## Start

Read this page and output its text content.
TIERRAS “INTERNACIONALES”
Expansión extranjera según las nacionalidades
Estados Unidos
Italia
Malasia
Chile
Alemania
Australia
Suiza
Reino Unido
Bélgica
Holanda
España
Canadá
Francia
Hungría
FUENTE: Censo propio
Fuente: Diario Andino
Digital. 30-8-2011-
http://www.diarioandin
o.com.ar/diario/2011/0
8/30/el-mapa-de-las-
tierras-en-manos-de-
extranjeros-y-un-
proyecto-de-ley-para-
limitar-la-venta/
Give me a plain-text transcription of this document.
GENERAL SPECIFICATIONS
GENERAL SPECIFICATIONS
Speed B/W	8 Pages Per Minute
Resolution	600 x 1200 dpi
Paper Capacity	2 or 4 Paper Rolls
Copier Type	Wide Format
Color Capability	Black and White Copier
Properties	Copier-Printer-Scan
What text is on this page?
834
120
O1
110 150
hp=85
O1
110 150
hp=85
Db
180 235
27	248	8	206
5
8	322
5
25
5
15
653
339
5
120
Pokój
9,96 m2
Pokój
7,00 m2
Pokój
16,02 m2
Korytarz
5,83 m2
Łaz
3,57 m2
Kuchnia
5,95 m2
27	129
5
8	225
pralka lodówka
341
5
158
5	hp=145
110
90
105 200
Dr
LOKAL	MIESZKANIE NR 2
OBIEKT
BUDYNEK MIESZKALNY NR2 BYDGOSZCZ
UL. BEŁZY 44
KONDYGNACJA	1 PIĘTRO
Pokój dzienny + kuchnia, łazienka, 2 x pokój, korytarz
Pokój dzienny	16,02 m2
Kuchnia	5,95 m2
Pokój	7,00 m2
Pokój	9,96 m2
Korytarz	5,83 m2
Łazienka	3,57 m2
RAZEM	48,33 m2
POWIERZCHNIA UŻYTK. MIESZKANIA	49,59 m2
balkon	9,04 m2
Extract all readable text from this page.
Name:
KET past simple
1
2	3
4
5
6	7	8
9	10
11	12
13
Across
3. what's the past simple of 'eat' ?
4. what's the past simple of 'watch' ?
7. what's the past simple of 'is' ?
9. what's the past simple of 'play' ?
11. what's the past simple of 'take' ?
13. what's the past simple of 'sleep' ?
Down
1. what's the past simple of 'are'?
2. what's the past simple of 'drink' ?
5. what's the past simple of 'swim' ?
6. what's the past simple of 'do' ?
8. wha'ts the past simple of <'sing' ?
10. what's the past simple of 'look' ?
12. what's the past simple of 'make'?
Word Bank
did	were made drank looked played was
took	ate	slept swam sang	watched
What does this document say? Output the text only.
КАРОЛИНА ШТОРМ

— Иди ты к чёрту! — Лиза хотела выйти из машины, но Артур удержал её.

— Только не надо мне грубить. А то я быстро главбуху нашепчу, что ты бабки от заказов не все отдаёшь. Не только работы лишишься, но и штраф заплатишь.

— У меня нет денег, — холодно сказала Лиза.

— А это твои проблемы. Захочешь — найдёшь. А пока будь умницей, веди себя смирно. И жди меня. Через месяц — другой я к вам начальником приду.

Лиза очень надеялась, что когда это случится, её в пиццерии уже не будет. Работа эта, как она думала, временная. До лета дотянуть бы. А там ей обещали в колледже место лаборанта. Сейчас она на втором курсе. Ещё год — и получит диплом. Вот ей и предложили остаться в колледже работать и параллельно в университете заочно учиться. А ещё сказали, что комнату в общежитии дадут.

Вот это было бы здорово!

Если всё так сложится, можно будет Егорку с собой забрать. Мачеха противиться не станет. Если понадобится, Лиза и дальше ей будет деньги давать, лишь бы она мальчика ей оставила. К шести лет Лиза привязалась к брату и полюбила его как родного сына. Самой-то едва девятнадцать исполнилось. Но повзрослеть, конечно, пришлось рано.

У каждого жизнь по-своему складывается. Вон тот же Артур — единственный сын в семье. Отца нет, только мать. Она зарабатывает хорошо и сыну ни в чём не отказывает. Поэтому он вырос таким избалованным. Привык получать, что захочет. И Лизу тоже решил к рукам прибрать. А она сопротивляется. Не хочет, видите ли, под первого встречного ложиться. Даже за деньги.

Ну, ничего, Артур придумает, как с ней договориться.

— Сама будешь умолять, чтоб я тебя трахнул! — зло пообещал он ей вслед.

## End

WHAT NEEDS TO BE DONE: Report all lines of the data that include the word "dzienny".

TASK ANSWER:
Pokój dzienny + kuchnia, łazienka, 2 x pokój, korytarz
Pokój dzienny	16,02 m2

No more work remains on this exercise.